Stored items from a collection
• • • • •

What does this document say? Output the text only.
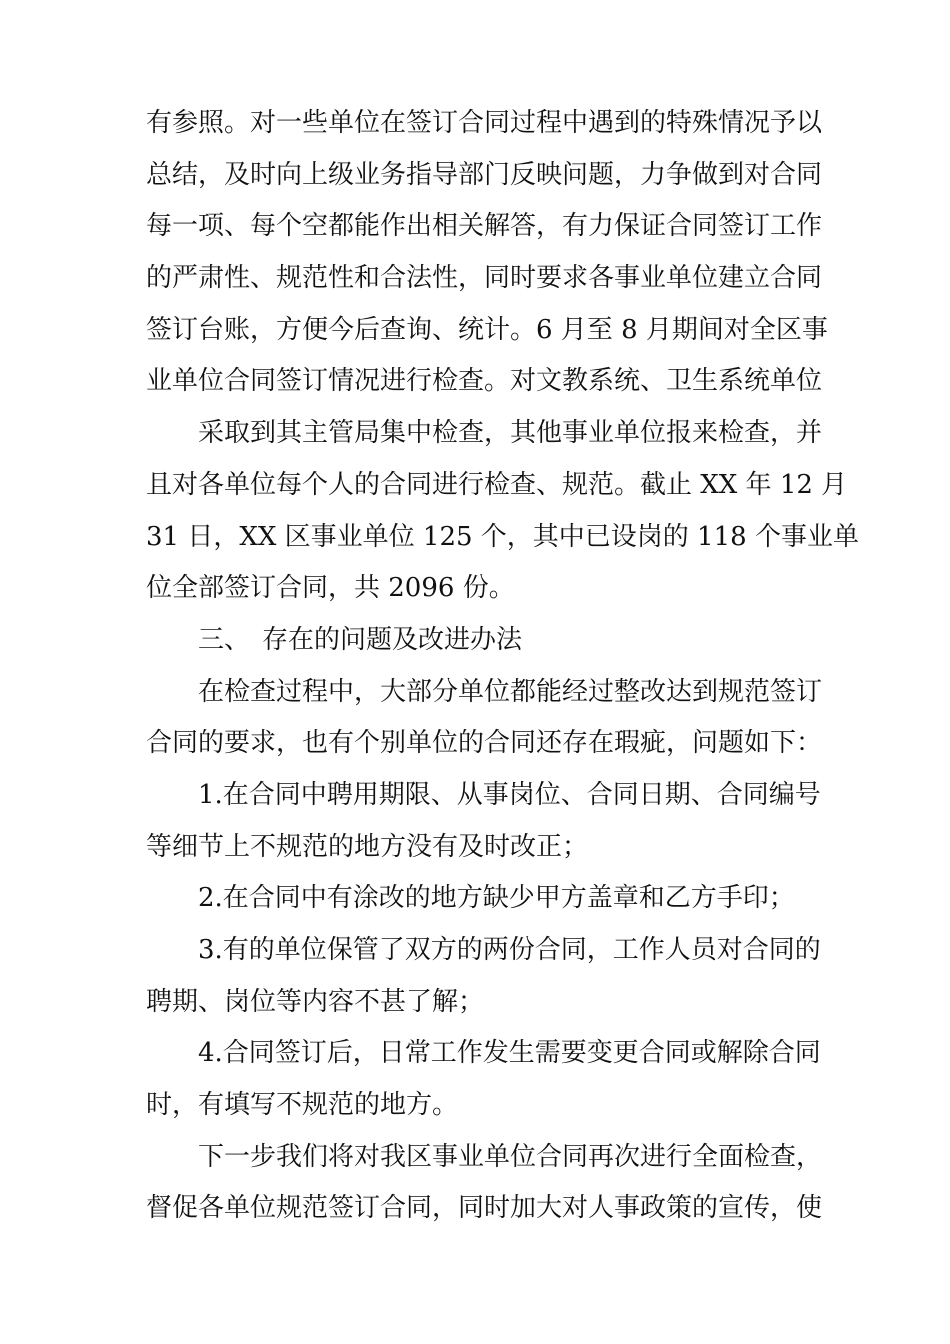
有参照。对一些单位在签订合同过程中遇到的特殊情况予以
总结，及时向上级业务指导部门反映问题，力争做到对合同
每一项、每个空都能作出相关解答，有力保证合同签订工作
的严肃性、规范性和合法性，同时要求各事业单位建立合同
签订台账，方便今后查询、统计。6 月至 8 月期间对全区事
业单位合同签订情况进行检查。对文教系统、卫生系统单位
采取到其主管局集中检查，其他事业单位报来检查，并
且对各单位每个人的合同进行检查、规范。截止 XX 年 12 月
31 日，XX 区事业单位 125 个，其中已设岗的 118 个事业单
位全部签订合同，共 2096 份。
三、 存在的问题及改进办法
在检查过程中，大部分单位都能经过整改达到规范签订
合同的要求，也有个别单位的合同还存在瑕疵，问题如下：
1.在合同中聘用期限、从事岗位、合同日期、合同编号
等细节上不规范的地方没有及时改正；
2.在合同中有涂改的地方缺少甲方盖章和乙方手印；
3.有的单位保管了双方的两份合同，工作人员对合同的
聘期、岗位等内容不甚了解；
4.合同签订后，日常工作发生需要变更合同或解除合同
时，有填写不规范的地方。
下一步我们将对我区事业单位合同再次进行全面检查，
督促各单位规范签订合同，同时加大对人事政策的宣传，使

• • • • •

(GOAL) Without the pictures, restate each entry exactly.

(EXERCISE SOLUTION)
What does this document say? Output the text only.
有参照。对一些单位在签订合同过程中遇到的特殊情况予以
总结，及时向上级业务指导部门反映问题，力争做到对合同
每一项、每个空都能作出相关解答，有力保证合同签订工作
的严肃性、规范性和合法性，同时要求各事业单位建立合同
签订台账，方便今后查询、统计。6 月至 8 月期间对全区事
业单位合同签订情况进行检查。对文教系统、卫生系统单位
采取到其主管局集中检查，其他事业单位报来检查，并
且对各单位每个人的合同进行检查、规范。截止 XX 年 12 月
31 日，XX 区事业单位 125 个，其中已设岗的 118 个事业单
位全部签订合同，共 2096 份。
三、 存在的问题及改进办法
在检查过程中，大部分单位都能经过整改达到规范签订
合同的要求，也有个别单位的合同还存在瑕疵，问题如下：
1.在合同中聘用期限、从事岗位、合同日期、合同编号
等细节上不规范的地方没有及时改正；
2.在合同中有涂改的地方缺少甲方盖章和乙方手印；
3.有的单位保管了双方的两份合同，工作人员对合同的
聘期、岗位等内容不甚了解；
4.合同签订后，日常工作发生需要变更合同或解除合同
时，有填写不规范的地方。
下一步我们将对我区事业单位合同再次进行全面检查，
督促各单位规范签订合同，同时加大对人事政策的宣传，使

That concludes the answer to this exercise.